The problem - Collect each line of the entries that holds the string "rinsed".

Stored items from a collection
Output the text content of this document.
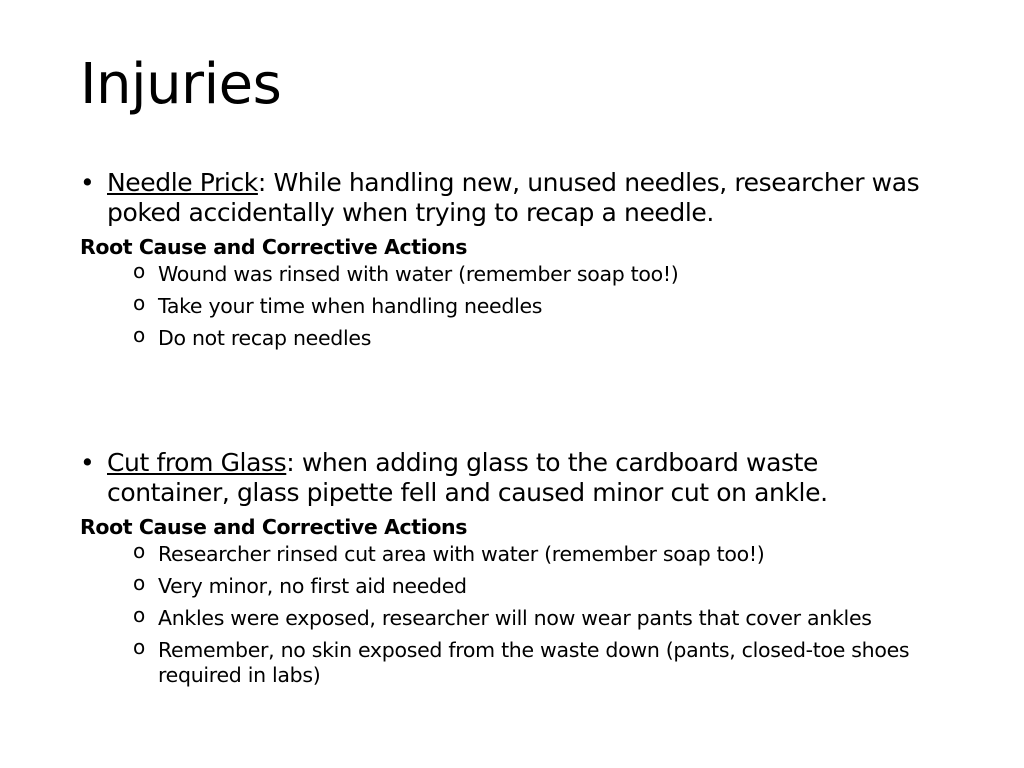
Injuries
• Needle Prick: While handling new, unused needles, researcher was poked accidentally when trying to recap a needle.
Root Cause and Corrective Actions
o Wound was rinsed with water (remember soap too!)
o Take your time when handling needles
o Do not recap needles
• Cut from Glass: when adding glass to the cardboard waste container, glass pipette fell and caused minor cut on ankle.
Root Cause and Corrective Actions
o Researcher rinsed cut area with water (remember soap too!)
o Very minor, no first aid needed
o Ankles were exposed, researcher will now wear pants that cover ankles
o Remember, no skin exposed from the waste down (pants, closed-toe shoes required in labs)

...

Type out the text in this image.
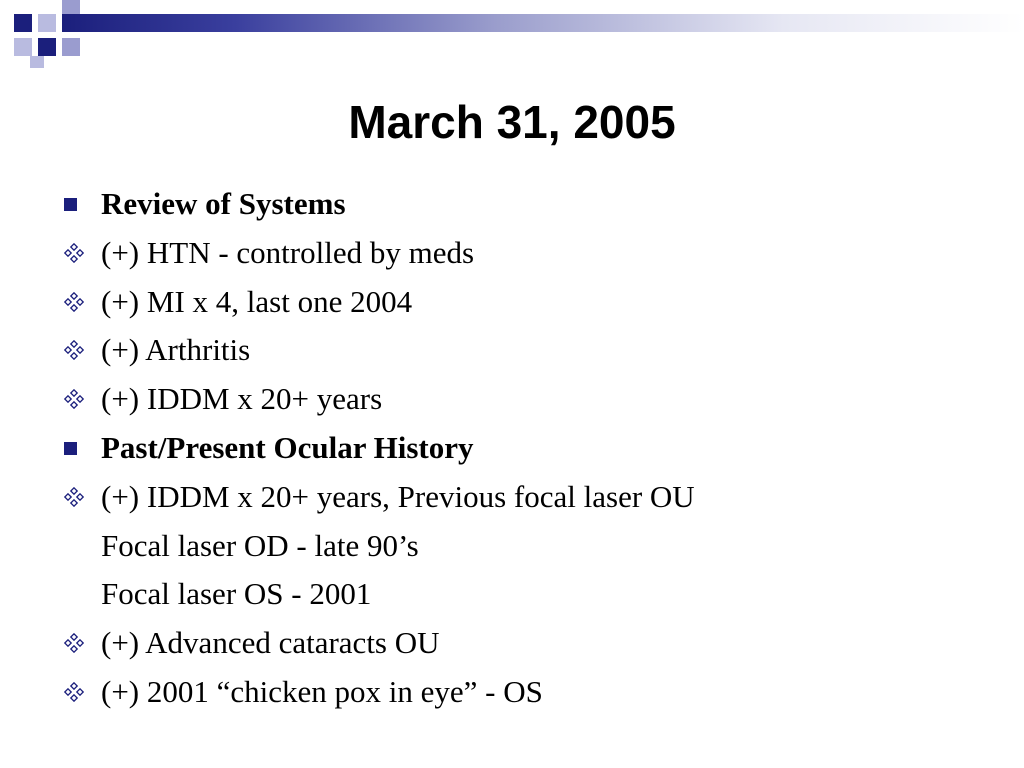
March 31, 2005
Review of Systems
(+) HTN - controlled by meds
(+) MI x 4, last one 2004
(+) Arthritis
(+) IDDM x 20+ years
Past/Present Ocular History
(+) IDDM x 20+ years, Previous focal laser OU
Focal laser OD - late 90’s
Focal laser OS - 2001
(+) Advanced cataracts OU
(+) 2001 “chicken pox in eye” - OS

Worked solution -
o Wound was rinsed with water (remember soap too!)
o Researcher rinsed cut area with water (remember soap too!)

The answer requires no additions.